▶ _The task_: Repeat every line below exactly as it reads.

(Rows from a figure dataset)
********************

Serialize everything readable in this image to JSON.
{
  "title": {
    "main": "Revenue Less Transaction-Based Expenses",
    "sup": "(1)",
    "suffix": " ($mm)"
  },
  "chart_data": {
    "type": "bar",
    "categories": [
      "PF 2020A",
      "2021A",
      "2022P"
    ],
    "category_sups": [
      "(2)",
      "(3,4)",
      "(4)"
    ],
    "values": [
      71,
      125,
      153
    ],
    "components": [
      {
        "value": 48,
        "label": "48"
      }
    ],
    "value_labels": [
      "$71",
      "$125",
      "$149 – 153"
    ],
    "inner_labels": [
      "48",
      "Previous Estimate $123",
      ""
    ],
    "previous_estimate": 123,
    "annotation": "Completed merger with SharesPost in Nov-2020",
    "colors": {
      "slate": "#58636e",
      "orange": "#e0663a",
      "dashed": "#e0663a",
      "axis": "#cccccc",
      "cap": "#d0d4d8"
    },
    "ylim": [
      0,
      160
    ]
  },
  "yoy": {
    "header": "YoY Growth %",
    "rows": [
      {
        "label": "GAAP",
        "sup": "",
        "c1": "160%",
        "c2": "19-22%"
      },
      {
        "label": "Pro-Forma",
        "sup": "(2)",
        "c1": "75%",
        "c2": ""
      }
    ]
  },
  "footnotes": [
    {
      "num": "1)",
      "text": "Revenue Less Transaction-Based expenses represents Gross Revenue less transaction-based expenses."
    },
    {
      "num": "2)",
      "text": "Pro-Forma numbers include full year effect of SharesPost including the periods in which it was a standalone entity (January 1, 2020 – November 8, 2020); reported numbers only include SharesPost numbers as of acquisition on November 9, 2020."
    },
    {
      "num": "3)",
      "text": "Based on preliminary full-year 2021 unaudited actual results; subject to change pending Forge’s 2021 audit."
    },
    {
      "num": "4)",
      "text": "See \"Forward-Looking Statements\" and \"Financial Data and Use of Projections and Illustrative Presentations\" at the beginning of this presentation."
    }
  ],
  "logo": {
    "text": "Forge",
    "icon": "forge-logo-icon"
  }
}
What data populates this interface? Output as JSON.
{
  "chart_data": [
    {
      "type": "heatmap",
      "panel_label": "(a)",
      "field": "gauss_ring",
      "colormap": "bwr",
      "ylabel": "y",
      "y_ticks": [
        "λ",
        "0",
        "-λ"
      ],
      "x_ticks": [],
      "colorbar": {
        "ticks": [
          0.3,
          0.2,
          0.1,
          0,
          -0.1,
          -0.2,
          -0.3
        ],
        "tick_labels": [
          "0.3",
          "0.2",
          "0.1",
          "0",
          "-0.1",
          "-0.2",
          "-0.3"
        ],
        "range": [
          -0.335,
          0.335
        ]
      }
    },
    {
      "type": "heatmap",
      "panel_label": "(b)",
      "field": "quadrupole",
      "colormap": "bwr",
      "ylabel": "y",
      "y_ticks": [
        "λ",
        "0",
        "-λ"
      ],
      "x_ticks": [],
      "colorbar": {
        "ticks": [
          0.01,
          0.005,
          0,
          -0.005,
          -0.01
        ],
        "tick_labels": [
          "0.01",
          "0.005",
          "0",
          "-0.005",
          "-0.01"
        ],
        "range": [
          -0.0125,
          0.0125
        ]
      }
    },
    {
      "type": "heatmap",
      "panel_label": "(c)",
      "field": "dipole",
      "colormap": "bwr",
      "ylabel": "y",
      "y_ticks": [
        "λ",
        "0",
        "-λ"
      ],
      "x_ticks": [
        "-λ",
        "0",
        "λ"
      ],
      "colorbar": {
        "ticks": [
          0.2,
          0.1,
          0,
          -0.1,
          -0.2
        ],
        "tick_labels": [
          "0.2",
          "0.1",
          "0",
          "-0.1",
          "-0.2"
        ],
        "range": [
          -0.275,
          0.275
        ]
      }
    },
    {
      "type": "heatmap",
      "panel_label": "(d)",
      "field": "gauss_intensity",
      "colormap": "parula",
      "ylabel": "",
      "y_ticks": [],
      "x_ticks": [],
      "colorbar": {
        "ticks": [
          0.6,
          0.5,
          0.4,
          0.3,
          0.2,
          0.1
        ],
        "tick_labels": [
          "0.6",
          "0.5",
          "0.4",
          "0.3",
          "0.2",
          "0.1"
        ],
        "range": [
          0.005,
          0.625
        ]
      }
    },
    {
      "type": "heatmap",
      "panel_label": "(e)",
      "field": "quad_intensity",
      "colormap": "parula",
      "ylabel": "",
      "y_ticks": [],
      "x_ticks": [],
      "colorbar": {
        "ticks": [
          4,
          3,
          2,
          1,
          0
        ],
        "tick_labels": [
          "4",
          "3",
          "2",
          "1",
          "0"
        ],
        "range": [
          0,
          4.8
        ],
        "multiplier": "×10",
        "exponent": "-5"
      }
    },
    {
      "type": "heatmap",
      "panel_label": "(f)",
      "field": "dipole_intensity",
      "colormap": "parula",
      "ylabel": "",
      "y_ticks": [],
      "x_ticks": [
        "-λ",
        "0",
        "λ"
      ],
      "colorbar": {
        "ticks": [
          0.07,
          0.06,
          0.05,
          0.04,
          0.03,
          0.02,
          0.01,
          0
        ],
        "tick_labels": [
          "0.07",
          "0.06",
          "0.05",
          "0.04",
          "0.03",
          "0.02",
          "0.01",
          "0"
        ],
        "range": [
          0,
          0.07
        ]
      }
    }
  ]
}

********************

▶ _Task solution_:
Serialize everything readable in this image to JSON.
{
  "title": {
    "main": "Revenue Less Transaction-Based Expenses",
    "sup": "(1)",
    "suffix": " ($mm)"
  },
  "chart_data": {
    "type": "bar",
    "categories": [
      "PF 2020A",
      "2021A",
      "2022P"
    ],
    "category_sups": [
      "(2)",
      "(3,4)",
      "(4)"
    ],
    "values": [
      71,
      125,
      153
    ],
    "components": [
      {
        "value": 48,
        "label": "48"
      }
    ],
    "value_labels": [
      "$71",
      "$125",
      "$149 – 153"
    ],
    "inner_labels": [
      "48",
      "Previous Estimate $123",
      ""
    ],
    "previous_estimate": 123,
    "annotation": "Completed merger with SharesPost in Nov-2020",
    "colors": {
      "slate": "#58636e",
      "orange": "#e0663a",
      "dashed": "#e0663a",
      "axis": "#cccccc",
      "cap": "#d0d4d8"
    },
    "ylim": [
      0,
      160
    ]
  },
  "yoy": {
    "header": "YoY Growth %",
    "rows": [
      {
        "label": "GAAP",
        "sup": "",
        "c1": "160%",
        "c2": "19-22%"
      },
      {
        "label": "Pro-Forma",
        "sup": "(2)",
        "c1": "75%",
        "c2": ""
      }
    ]
  },
  "footnotes": [
    {
      "num": "1)",
      "text": "Revenue Less Transaction-Based expenses represents Gross Revenue less transaction-based expenses."
    },
    {
      "num": "2)",
      "text": "Pro-Forma numbers include full year effect of SharesPost including the periods in which it was a standalone entity (January 1, 2020 – November 8, 2020); reported numbers only include SharesPost numbers as of acquisition on November 9, 2020."
    },
    {
      "num": "3)",
      "text": "Based on preliminary full-year 2021 unaudited actual results; subject to change pending Forge’s 2021 audit."
    },
    {
      "num": "4)",
      "text": "See \"Forward-Looking Statements\" and \"Financial Data and Use of Projections and Illustrative Presentations\" at the beginning of this presentation."
    }
  ],
  "logo": {
    "text": "Forge",
    "icon": "forge-logo-icon"
  }
}
What data populates this interface? Output as JSON.
{
  "chart_data": [
    {
      "type": "heatmap",
      "panel_label": "(a)",
      "field": "gauss_ring",
      "colormap": "bwr",
      "ylabel": "y",
      "y_ticks": [
        "λ",
        "0",
        "-λ"
      ],
      "x_ticks": [],
      "colorbar": {
        "ticks": [
          0.3,
          0.2,
          0.1,
          0,
          -0.1,
          -0.2,
          -0.3
        ],
        "tick_labels": [
          "0.3",
          "0.2",
          "0.1",
          "0",
          "-0.1",
          "-0.2",
          "-0.3"
        ],
        "range": [
          -0.335,
          0.335
        ]
      }
    },
    {
      "type": "heatmap",
      "panel_label": "(b)",
      "field": "quadrupole",
      "colormap": "bwr",
      "ylabel": "y",
      "y_ticks": [
        "λ",
        "0",
        "-λ"
      ],
      "x_ticks": [],
      "colorbar": {
        "ticks": [
          0.01,
          0.005,
          0,
          -0.005,
          -0.01
        ],
        "tick_labels": [
          "0.01",
          "0.005",
          "0",
          "-0.005",
          "-0.01"
        ],
        "range": [
          -0.0125,
          0.0125
        ]
      }
    },
    {
      "type": "heatmap",
      "panel_label": "(c)",
      "field": "dipole",
      "colormap": "bwr",
      "ylabel": "y",
      "y_ticks": [
        "λ",
        "0",
        "-λ"
      ],
      "x_ticks": [
        "-λ",
        "0",
        "λ"
      ],
      "colorbar": {
        "ticks": [
          0.2,
          0.1,
          0,
          -0.1,
          -0.2
        ],
        "tick_labels": [
          "0.2",
          "0.1",
          "0",
          "-0.1",
          "-0.2"
        ],
        "range": [
          -0.275,
          0.275
        ]
      }
    },
    {
      "type": "heatmap",
      "panel_label": "(d)",
      "field": "gauss_intensity",
      "colormap": "parula",
      "ylabel": "",
      "y_ticks": [],
      "x_ticks": [],
      "colorbar": {
        "ticks": [
          0.6,
          0.5,
          0.4,
          0.3,
          0.2,
          0.1
        ],
        "tick_labels": [
          "0.6",
          "0.5",
          "0.4",
          "0.3",
          "0.2",
          "0.1"
        ],
        "range": [
          0.005,
          0.625
        ]
      }
    },
    {
      "type": "heatmap",
      "panel_label": "(e)",
      "field": "quad_intensity",
      "colormap": "parula",
      "ylabel": "",
      "y_ticks": [],
      "x_ticks": [],
      "colorbar": {
        "ticks": [
          4,
          3,
          2,
          1,
          0
        ],
        "tick_labels": [
          "4",
          "3",
          "2",
          "1",
          "0"
        ],
        "range": [
          0,
          4.8
        ],
        "multiplier": "×10",
        "exponent": "-5"
      }
    },
    {
      "type": "heatmap",
      "panel_label": "(f)",
      "field": "dipole_intensity",
      "colormap": "parula",
      "ylabel": "",
      "y_ticks": [],
      "x_ticks": [
        "-λ",
        "0",
        "λ"
      ],
      "colorbar": {
        "ticks": [
          0.07,
          0.06,
          0.05,
          0.04,
          0.03,
          0.02,
          0.01,
          0
        ],
        "tick_labels": [
          "0.07",
          "0.06",
          "0.05",
          "0.04",
          "0.03",
          "0.02",
          "0.01",
          "0"
        ],
        "range": [
          0,
          0.07
        ]
      }
    }
  ]
}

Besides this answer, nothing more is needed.